* Job
Pictures in the data below are not part of the copy; transcribe everything else exactly.

* Provided records
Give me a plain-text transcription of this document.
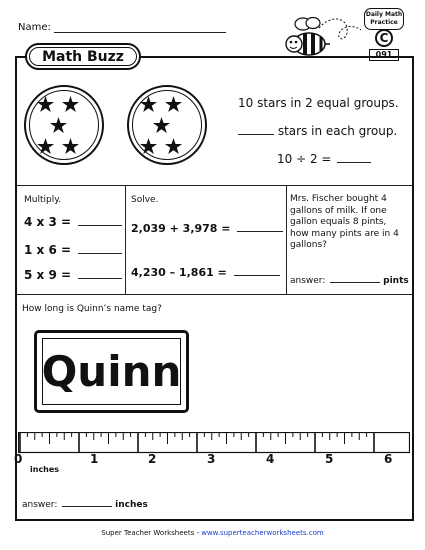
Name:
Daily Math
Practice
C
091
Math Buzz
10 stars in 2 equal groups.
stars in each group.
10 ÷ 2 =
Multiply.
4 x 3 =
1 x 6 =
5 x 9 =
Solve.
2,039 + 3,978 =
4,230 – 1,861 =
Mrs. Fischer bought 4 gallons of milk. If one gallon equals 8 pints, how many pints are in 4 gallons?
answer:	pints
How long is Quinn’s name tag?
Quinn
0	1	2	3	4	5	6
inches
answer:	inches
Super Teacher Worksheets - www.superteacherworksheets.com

* Output of the task
Give me a plain-text transcription of this document.
Name:
Daily Math
Practice
C
091
Math Buzz
10 stars in 2 equal groups.
stars in each group.
10 ÷ 2 =
Multiply.
4 x 3 =
1 x 6 =
5 x 9 =
Solve.
2,039 + 3,978 =
4,230 – 1,861 =
Mrs. Fischer bought 4 gallons of milk. If one gallon equals 8 pints, how many pints are in 4 gallons?
answer:	pints
How long is Quinn’s name tag?
Quinn
0	1	2	3	4	5	6
inches
answer:	inches
Super Teacher Worksheets - www.superteacherworksheets.com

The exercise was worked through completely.